====== Supplied entries ======
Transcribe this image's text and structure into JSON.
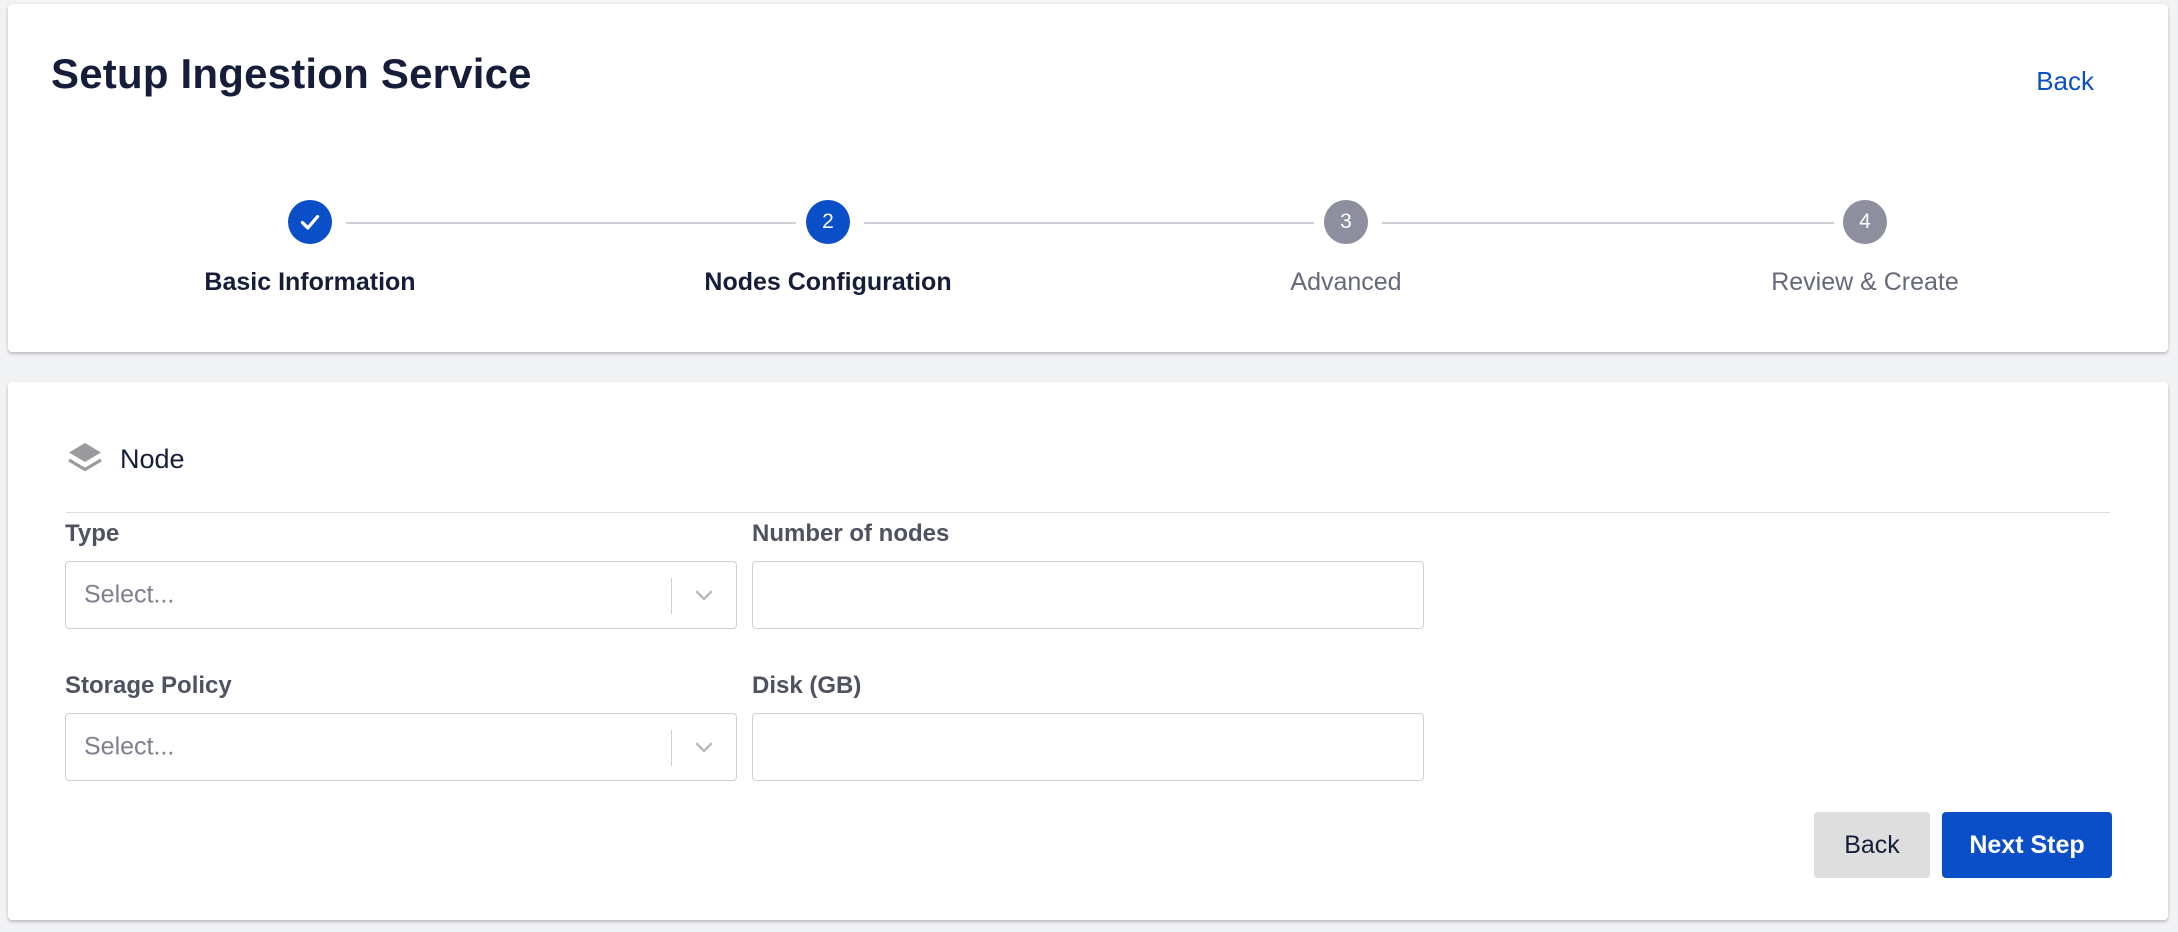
{
  "header": {
    "title": "Setup Ingestion Service",
    "back_label": "Back"
  },
  "stepper": {
    "steps": [
      {
        "number": "1",
        "label": "Basic Information",
        "state": "completed"
      },
      {
        "number": "2",
        "label": "Nodes Configuration",
        "state": "active"
      },
      {
        "number": "3",
        "label": "Advanced",
        "state": "pending"
      },
      {
        "number": "4",
        "label": "Review & Create",
        "state": "pending"
      }
    ]
  },
  "section": {
    "icon": "layers-icon",
    "title": "Node"
  },
  "form": {
    "type": {
      "label": "Type",
      "placeholder": "Select..."
    },
    "nodes": {
      "label": "Number of nodes",
      "value": ""
    },
    "storage": {
      "label": "Storage Policy",
      "placeholder": "Select..."
    },
    "disk": {
      "label": "Disk (GB)",
      "value": ""
    }
  },
  "actions": {
    "back_label": "Back",
    "next_label": "Next Step"
  },
  "colors": {
    "primary": "#0b4fc8",
    "pending_step": "#8d8f9e",
    "title_text": "#161d38"
  }
}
======
- **Given problem**
Search the listing for the word "state". Copy every line in which it occurs.

- **Response to the task**
        "state": "completed"
        "state": "active"
        "state": "pending"
        "state": "pending"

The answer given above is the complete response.